** START Data provided **

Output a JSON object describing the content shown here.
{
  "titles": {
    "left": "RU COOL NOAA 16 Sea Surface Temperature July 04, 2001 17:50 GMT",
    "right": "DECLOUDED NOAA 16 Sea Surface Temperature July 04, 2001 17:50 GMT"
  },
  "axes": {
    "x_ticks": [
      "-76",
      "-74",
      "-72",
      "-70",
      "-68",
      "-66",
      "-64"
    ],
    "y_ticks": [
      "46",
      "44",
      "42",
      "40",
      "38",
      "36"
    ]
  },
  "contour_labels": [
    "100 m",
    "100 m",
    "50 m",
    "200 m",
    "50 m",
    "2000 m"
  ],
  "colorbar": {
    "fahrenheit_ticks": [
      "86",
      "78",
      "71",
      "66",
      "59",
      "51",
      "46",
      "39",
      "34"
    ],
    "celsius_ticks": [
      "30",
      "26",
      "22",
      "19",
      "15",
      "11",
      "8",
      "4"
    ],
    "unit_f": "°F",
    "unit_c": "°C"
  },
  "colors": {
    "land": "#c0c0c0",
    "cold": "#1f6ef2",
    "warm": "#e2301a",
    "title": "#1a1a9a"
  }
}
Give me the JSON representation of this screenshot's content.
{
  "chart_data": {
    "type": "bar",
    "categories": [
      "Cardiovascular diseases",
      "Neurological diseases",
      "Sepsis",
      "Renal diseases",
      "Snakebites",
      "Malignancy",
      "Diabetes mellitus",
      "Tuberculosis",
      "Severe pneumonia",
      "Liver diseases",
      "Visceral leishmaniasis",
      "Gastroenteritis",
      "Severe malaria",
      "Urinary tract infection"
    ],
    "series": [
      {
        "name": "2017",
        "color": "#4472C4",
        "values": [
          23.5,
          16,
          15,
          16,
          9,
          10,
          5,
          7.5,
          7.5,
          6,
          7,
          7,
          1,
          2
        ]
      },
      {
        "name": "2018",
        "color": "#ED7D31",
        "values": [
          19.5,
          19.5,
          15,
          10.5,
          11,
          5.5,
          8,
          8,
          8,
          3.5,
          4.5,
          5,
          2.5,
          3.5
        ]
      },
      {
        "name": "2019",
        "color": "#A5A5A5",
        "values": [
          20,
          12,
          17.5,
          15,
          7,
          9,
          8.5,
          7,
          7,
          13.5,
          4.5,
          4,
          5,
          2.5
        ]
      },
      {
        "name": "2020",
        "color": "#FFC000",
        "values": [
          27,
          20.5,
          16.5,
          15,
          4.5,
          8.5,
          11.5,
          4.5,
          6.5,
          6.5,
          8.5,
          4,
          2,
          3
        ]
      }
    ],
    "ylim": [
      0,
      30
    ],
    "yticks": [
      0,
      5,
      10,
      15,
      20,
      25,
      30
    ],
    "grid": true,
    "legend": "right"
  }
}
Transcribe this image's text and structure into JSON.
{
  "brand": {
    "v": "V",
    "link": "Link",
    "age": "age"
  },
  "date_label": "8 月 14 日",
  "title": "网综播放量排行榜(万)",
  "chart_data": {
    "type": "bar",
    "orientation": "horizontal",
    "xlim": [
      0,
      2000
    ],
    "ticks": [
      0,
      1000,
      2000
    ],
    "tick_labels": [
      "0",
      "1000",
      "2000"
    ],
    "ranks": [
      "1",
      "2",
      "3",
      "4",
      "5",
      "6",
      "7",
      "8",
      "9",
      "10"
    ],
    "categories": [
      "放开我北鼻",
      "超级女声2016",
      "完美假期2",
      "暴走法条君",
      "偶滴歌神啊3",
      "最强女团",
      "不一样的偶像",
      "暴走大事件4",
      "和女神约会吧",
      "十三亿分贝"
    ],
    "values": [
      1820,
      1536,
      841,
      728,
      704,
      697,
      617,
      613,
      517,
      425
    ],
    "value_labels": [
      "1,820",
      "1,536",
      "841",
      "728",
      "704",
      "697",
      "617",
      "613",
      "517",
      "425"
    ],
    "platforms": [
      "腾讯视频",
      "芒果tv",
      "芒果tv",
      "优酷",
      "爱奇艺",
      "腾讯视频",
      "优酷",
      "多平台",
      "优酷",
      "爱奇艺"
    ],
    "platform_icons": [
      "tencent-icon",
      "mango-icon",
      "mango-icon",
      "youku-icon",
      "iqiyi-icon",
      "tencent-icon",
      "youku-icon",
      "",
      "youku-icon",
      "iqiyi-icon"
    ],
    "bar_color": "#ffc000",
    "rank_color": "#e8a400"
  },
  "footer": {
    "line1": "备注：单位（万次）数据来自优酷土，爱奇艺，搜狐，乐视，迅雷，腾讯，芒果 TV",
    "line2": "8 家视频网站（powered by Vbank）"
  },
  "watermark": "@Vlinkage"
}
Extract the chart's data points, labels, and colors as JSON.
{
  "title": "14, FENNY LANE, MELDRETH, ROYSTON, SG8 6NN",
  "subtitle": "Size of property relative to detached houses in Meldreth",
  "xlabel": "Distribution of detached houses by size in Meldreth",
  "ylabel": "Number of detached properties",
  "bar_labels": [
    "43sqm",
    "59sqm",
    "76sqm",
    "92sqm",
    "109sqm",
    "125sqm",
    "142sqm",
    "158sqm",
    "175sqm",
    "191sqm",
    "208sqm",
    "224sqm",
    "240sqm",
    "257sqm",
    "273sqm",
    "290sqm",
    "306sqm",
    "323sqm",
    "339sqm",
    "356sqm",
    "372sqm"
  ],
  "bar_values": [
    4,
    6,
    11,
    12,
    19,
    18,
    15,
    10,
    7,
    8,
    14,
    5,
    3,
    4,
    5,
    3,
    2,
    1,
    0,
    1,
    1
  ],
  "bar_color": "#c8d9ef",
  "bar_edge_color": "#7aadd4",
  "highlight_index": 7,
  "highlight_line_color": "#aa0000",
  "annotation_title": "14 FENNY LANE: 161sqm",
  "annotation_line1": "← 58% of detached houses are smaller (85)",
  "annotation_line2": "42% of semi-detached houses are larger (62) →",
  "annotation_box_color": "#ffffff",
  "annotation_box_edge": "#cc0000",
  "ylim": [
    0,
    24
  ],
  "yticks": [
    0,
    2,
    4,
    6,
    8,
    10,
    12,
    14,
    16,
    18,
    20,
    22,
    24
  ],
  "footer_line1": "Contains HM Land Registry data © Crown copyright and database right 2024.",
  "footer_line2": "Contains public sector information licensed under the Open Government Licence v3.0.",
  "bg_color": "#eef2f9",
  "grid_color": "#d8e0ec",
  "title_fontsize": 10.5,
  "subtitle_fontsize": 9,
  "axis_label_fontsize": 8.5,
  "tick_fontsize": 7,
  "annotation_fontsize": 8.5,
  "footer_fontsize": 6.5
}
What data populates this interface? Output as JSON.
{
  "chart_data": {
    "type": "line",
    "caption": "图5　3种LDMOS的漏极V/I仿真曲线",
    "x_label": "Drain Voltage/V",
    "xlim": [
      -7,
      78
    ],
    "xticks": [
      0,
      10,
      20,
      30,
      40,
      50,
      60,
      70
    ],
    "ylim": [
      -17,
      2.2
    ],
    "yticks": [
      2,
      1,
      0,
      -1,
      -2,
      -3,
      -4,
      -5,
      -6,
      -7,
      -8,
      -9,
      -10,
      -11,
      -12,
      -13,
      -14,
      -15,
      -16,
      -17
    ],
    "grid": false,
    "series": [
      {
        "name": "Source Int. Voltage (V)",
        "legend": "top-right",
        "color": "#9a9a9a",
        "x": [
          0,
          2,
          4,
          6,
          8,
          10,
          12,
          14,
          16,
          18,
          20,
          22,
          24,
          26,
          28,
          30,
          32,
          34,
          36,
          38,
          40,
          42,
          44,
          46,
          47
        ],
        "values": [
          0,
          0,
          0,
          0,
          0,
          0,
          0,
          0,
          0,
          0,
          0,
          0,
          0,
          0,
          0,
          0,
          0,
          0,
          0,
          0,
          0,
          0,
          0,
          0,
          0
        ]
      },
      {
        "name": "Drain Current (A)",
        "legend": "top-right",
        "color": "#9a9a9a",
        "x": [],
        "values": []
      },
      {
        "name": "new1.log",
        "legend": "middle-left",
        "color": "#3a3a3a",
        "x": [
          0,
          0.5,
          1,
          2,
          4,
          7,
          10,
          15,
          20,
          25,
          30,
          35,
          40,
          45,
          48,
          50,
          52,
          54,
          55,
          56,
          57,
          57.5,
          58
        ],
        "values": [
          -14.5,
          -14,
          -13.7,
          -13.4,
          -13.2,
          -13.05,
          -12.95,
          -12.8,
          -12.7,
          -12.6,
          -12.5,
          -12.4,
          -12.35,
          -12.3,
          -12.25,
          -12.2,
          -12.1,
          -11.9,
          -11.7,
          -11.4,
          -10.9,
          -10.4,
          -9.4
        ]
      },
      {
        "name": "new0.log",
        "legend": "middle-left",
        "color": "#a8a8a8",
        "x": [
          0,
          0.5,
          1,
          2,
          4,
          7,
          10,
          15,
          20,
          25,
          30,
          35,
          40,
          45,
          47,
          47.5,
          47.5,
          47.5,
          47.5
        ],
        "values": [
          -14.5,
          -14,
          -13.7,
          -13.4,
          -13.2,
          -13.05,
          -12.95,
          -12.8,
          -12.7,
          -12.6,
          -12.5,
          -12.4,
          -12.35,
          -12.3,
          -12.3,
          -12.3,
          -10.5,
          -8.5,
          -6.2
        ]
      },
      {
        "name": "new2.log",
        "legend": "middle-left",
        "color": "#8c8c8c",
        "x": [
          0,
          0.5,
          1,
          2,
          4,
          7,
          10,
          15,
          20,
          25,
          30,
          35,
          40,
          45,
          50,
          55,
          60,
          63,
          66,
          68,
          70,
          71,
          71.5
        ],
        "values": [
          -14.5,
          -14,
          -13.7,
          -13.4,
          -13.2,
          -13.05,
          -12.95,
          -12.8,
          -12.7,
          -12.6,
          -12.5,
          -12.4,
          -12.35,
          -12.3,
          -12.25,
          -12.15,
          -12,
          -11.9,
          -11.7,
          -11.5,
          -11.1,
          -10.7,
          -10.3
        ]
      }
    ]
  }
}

** END Data provided **

» Given instruction:
Which lines above hold the word "JSON"? Copy each of them.

» Result for this task:
Output a JSON object describing the content shown here.
Give me the JSON representation of this screenshot's content.
Transcribe this image's text and structure into JSON.
Extract the chart's data points, labels, and colors as JSON.
What data populates this interface? Output as JSON.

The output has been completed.